AI Avatars with DreamBooth

This example demonstrates an AI Avatar app, built using DreamBooth and Stable Diffusion v1.5.

Overview

This app has two APIs. The first API is used to start a fine-tuning job on a batch of image URLs. The second API is used to generate an image using the fine-tuned model.

Training

This endpoint will take a list of input images as URLs, and fine-tune Stable Diffusion on those images. It also takes a user ID, so that you can reference the specific fine-tuned model later on when you generate customized images.

Show Code

app-training.py

from beam import App, Runtime, Image, Output, Volume

import pathlib
import requests
import subprocess
import hashlib
import os

"""
This function:
- takes a list of image URLs
- saves them to a storage volume
- trains Dreambooth on the images
- saves them in a dedicated partition based on their user ID
"""

BASE_ROUTE = "./dreambooth"
pretrained_model_name_or_path = "runwayml/stable-diffusion-v1-5"


app = App(
    name="dreambooth-training",
    runtime=Runtime(
        gpu="A10G",
        cpu=4,
        memory="32Gi",
        image=Image(
            python_version="python3.8",
            python_packages="requirements.txt",
        ),
    ),
    # Shared Volume to store the trained models
    volumes=[Volume(path="./dreambooth", name="dreambooth")]
)

# Deploys function as async task queue
@app.task_queue()
def train_dreambooth(**inputs):

    user_id = inputs["user_id"]
    urls = inputs["image_urls"]
    instance_prompt = inputs["instance_prompt"]
    class_prompt = inputs["class_prompt"]

    # Create directories in storage volume
    pathlib.Path(BASE_ROUTE).mkdir(parents=True, exist_ok=True)
    pathlib.Path(f"{BASE_ROUTE}/images/{user_id}").mkdir(parents=True, exist_ok=True)

*GIVEN REQUEST 1:*
Print a passage from the DreamBooth avatar page. Start at the words "This example demonstrates" and end after "the fine-tuned model.".

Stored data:
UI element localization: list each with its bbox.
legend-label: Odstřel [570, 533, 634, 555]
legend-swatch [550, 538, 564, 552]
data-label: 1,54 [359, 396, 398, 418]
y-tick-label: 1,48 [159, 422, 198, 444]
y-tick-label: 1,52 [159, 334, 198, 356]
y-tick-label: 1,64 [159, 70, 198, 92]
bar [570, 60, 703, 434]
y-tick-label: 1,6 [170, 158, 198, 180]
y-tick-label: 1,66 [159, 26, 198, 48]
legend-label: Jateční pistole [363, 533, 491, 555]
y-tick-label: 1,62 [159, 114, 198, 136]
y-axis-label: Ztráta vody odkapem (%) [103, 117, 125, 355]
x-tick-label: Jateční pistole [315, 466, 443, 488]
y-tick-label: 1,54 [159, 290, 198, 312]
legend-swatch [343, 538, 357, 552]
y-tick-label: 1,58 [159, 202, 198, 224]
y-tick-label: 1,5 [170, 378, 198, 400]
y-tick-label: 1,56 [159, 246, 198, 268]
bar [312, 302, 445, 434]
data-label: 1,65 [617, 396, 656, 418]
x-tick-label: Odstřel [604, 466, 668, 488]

*GIVEN REQUEST 2:*
Output the lines of the records from the first line through the line containing "y-tick-label: 1,64 [159, 70, 198, 92]", both ends included.

*COMPLETE RESPONSE 1:*
This example demonstrates an AI Avatar app, built using DreamBooth and Stable Diffusion v1.5.

Overview

This app has two APIs. The first API is used to start a fine-tuning job on a batch of image URLs. The second API is used to generate an image using the fine-tuned model.

*COMPLETE RESPONSE 2:*
UI element localization: list each with its bbox.
legend-label: Odstřel [570, 533, 634, 555]
legend-swatch [550, 538, 564, 552]
data-label: 1,54 [359, 396, 398, 418]
y-tick-label: 1,48 [159, 422, 198, 444]
y-tick-label: 1,52 [159, 334, 198, 356]
y-tick-label: 1,64 [159, 70, 198, 92]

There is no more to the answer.